* start Entries provided *

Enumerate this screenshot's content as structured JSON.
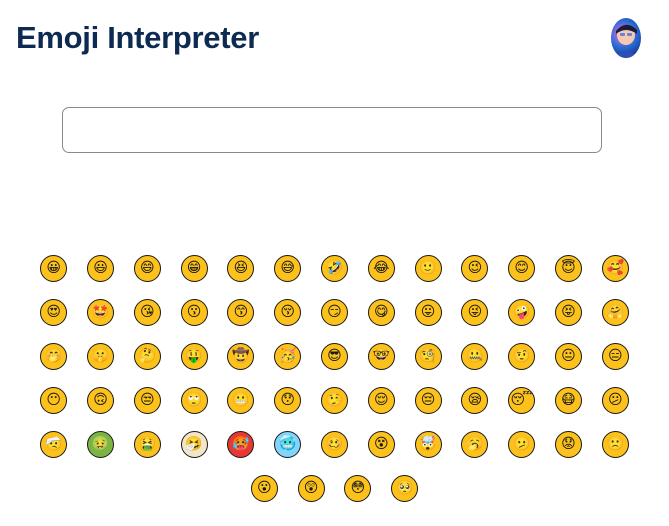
{
  "header": {
    "title": "Emoji Interpreter"
  },
  "search": {
    "value": "",
    "placeholder": ""
  },
  "colors": {
    "title": "#0d2a52",
    "face_yellow": "#fcc21b",
    "face_green": "#7cb342",
    "face_red": "#e53935",
    "face_blue": "#81d4fa",
    "face_pale": "#f2e6c9",
    "outline": "#1a1a1a"
  },
  "emojis": [
    {
      "name": "grinning-face",
      "glyph": "😀",
      "color": "#fcc21b"
    },
    {
      "name": "grinning-face-big-eyes",
      "glyph": "😃",
      "color": "#fcc21b"
    },
    {
      "name": "grinning-face-smiling-eyes",
      "glyph": "😄",
      "color": "#fcc21b"
    },
    {
      "name": "beaming-face",
      "glyph": "😁",
      "color": "#fcc21b"
    },
    {
      "name": "squinting-laughing-face",
      "glyph": "😆",
      "color": "#fcc21b"
    },
    {
      "name": "grinning-sweat-face",
      "glyph": "😅",
      "color": "#fcc21b"
    },
    {
      "name": "rolling-laughing-face",
      "glyph": "🤣",
      "color": "#fcc21b"
    },
    {
      "name": "tears-of-joy-face",
      "glyph": "😂",
      "color": "#fcc21b"
    },
    {
      "name": "slightly-smiling-face",
      "glyph": "🙂",
      "color": "#fcc21b"
    },
    {
      "name": "winking-face",
      "glyph": "😉",
      "color": "#fcc21b"
    },
    {
      "name": "smiling-eyes-face",
      "glyph": "😊",
      "color": "#fcc21b"
    },
    {
      "name": "halo-face",
      "glyph": "😇",
      "color": "#fcc21b"
    },
    {
      "name": "smiling-hearts-face",
      "glyph": "🥰",
      "color": "#fcc21b"
    },
    {
      "name": "heart-eyes-face",
      "glyph": "😍",
      "color": "#fcc21b"
    },
    {
      "name": "star-struck-face",
      "glyph": "🤩",
      "color": "#fcc21b"
    },
    {
      "name": "blowing-kiss-face",
      "glyph": "😘",
      "color": "#fcc21b"
    },
    {
      "name": "kissing-face",
      "glyph": "😗",
      "color": "#fcc21b"
    },
    {
      "name": "kissing-smiling-eyes-face",
      "glyph": "😙",
      "color": "#fcc21b"
    },
    {
      "name": "kissing-closed-eyes-face",
      "glyph": "😚",
      "color": "#fcc21b"
    },
    {
      "name": "smirking-face",
      "glyph": "😏",
      "color": "#fcc21b"
    },
    {
      "name": "yum-face",
      "glyph": "😋",
      "color": "#fcc21b"
    },
    {
      "name": "tongue-face",
      "glyph": "😛",
      "color": "#fcc21b"
    },
    {
      "name": "winking-tongue-face",
      "glyph": "😜",
      "color": "#fcc21b"
    },
    {
      "name": "zany-face",
      "glyph": "🤪",
      "color": "#fcc21b"
    },
    {
      "name": "squinting-tongue-face",
      "glyph": "😝",
      "color": "#fcc21b"
    },
    {
      "name": "hugging-face",
      "glyph": "🤗",
      "color": "#fcc21b"
    },
    {
      "name": "hand-over-mouth-face",
      "glyph": "🤭",
      "color": "#fcc21b"
    },
    {
      "name": "shushing-face",
      "glyph": "🤫",
      "color": "#fcc21b"
    },
    {
      "name": "thinking-face",
      "glyph": "🤔",
      "color": "#fcc21b"
    },
    {
      "name": "money-tongue-face",
      "glyph": "🤑",
      "color": "#fcc21b"
    },
    {
      "name": "cowboy-face",
      "glyph": "🤠",
      "color": "#fcc21b"
    },
    {
      "name": "partying-face",
      "glyph": "🥳",
      "color": "#fcc21b"
    },
    {
      "name": "sunglasses-face",
      "glyph": "😎",
      "color": "#fcc21b"
    },
    {
      "name": "nerd-face",
      "glyph": "🤓",
      "color": "#fcc21b"
    },
    {
      "name": "monocle-face",
      "glyph": "🧐",
      "color": "#fcc21b"
    },
    {
      "name": "zipper-mouth-face",
      "glyph": "🤐",
      "color": "#fcc21b"
    },
    {
      "name": "raised-eyebrow-face",
      "glyph": "🤨",
      "color": "#fcc21b"
    },
    {
      "name": "neutral-face",
      "glyph": "😐",
      "color": "#fcc21b"
    },
    {
      "name": "expressionless-face",
      "glyph": "😑",
      "color": "#fcc21b"
    },
    {
      "name": "no-mouth-face",
      "glyph": "😶",
      "color": "#fcc21b"
    },
    {
      "name": "upside-down-face",
      "glyph": "🙃",
      "color": "#fcc21b"
    },
    {
      "name": "unamused-face",
      "glyph": "😒",
      "color": "#fcc21b"
    },
    {
      "name": "rolling-eyes-face",
      "glyph": "🙄",
      "color": "#fcc21b"
    },
    {
      "name": "grimacing-face",
      "glyph": "😬",
      "color": "#fcc21b"
    },
    {
      "name": "hushed-face",
      "glyph": "😯",
      "color": "#fcc21b"
    },
    {
      "name": "lying-face",
      "glyph": "🤥",
      "color": "#fcc21b"
    },
    {
      "name": "relieved-face",
      "glyph": "😌",
      "color": "#fcc21b"
    },
    {
      "name": "pensive-face",
      "glyph": "😔",
      "color": "#fcc21b"
    },
    {
      "name": "sleepy-face",
      "glyph": "😪",
      "color": "#fcc21b"
    },
    {
      "name": "sleeping-face",
      "glyph": "😴",
      "color": "#fcc21b"
    },
    {
      "name": "mask-face",
      "glyph": "😷",
      "color": "#fcc21b"
    },
    {
      "name": "confused-face",
      "glyph": "😕",
      "color": "#fcc21b"
    },
    {
      "name": "head-bandage-face",
      "glyph": "🤕",
      "color": "#fcc21b"
    },
    {
      "name": "nauseated-face",
      "glyph": "🤢",
      "color": "#7cb342"
    },
    {
      "name": "vomiting-face",
      "glyph": "🤮",
      "color": "#fcc21b"
    },
    {
      "name": "sneezing-face",
      "glyph": "🤧",
      "color": "#f2e6c9"
    },
    {
      "name": "hot-face",
      "glyph": "🥵",
      "color": "#e53935"
    },
    {
      "name": "cold-face",
      "glyph": "🥶",
      "color": "#81d4fa"
    },
    {
      "name": "woozy-face",
      "glyph": "🥴",
      "color": "#fcc21b"
    },
    {
      "name": "dizzy-face",
      "glyph": "😵",
      "color": "#fcc21b"
    },
    {
      "name": "exploding-head-face",
      "glyph": "🤯",
      "color": "#fcc21b"
    },
    {
      "name": "yawning-face",
      "glyph": "🥱",
      "color": "#fcc21b"
    },
    {
      "name": "confused-mouth-face",
      "glyph": "🫤",
      "color": "#fcc21b"
    },
    {
      "name": "worried-face",
      "glyph": "😟",
      "color": "#fcc21b"
    },
    {
      "name": "slightly-frowning-face",
      "glyph": "🙁",
      "color": "#fcc21b"
    },
    {
      "name": "open-mouth-face",
      "glyph": "😮",
      "color": "#fcc21b"
    },
    {
      "name": "astonished-face",
      "glyph": "😲",
      "color": "#fcc21b"
    },
    {
      "name": "flushed-face",
      "glyph": "😳",
      "color": "#fcc21b"
    },
    {
      "name": "pleading-face",
      "glyph": "🥺",
      "color": "#fcc21b"
    }
  ]
}
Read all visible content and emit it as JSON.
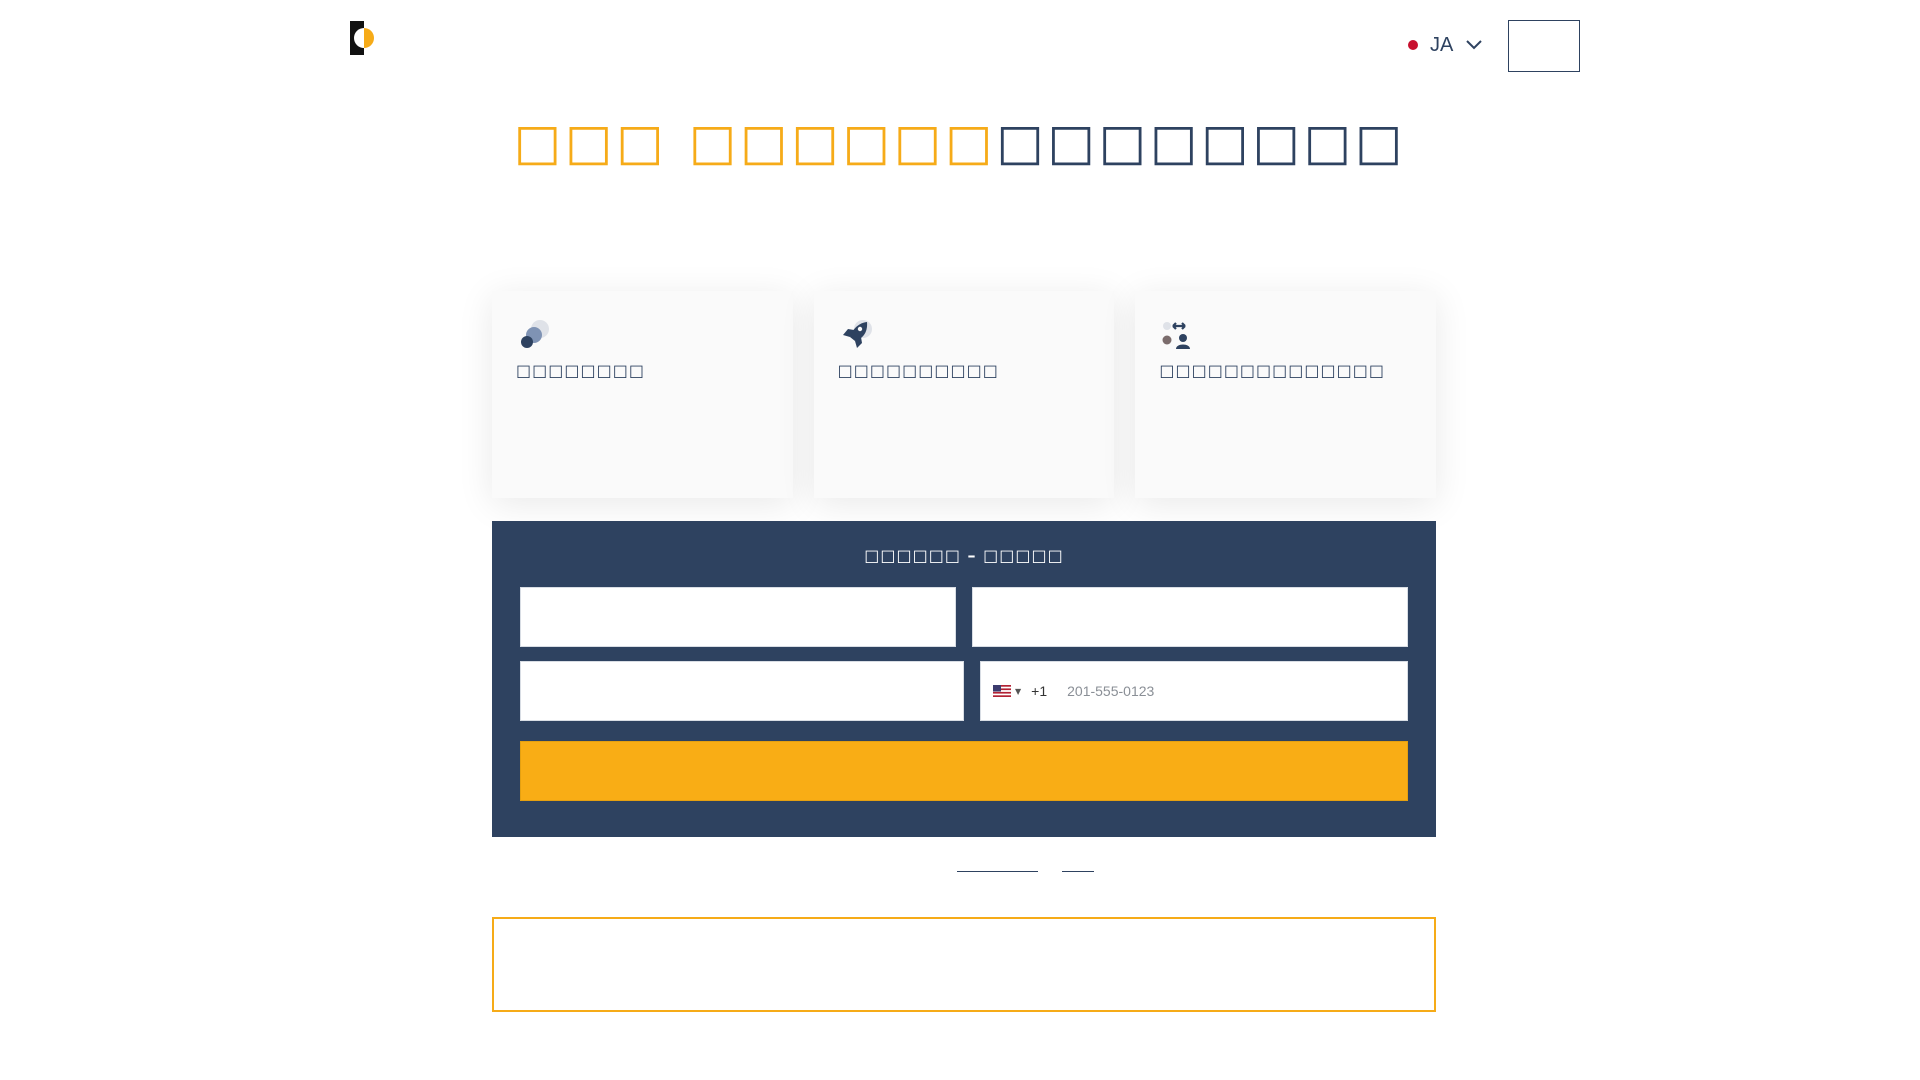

* end Entries provided *

**What the exercise asks**. Search the lines above for the string "content" and copy each line that has it.

**Output of the task**.
Enumerate this screenshot's content as structured JSON.
Read all visible content and emit it as JSON.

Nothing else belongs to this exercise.